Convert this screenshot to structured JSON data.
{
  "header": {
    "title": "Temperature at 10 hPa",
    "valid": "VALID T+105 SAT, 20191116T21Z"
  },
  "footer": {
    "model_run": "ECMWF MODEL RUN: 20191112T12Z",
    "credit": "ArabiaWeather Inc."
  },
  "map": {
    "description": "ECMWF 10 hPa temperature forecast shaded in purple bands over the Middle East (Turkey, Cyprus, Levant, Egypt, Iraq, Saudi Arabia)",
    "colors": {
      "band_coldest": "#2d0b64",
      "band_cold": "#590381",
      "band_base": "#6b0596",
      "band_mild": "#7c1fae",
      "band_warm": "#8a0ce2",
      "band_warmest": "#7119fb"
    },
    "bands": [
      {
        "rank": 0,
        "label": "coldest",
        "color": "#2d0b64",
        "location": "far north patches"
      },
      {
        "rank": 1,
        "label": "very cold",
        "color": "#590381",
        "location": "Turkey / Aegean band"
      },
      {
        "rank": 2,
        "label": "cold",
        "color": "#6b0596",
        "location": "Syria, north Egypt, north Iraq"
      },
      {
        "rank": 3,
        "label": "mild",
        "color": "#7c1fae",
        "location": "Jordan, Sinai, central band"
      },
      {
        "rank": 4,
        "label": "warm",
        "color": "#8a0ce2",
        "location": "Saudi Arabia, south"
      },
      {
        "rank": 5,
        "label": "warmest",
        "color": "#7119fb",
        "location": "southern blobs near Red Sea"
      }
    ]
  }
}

______________________________

- Exercise details -
Copy the records above exactly.

- Result for this task -
Convert this screenshot to structured JSON data.
{
  "header": {
    "title": "Temperature at 10 hPa",
    "valid": "VALID T+105 SAT, 20191116T21Z"
  },
  "footer": {
    "model_run": "ECMWF MODEL RUN: 20191112T12Z",
    "credit": "ArabiaWeather Inc."
  },
  "map": {
    "description": "ECMWF 10 hPa temperature forecast shaded in purple bands over the Middle East (Turkey, Cyprus, Levant, Egypt, Iraq, Saudi Arabia)",
    "colors": {
      "band_coldest": "#2d0b64",
      "band_cold": "#590381",
      "band_base": "#6b0596",
      "band_mild": "#7c1fae",
      "band_warm": "#8a0ce2",
      "band_warmest": "#7119fb"
    },
    "bands": [
      {
        "rank": 0,
        "label": "coldest",
        "color": "#2d0b64",
        "location": "far north patches"
      },
      {
        "rank": 1,
        "label": "very cold",
        "color": "#590381",
        "location": "Turkey / Aegean band"
      },
      {
        "rank": 2,
        "label": "cold",
        "color": "#6b0596",
        "location": "Syria, north Egypt, north Iraq"
      },
      {
        "rank": 3,
        "label": "mild",
        "color": "#7c1fae",
        "location": "Jordan, Sinai, central band"
      },
      {
        "rank": 4,
        "label": "warm",
        "color": "#8a0ce2",
        "location": "Saudi Arabia, south"
      },
      {
        "rank": 5,
        "label": "warmest",
        "color": "#7119fb",
        "location": "southern blobs near Red Sea"
      }
    ]
  }
}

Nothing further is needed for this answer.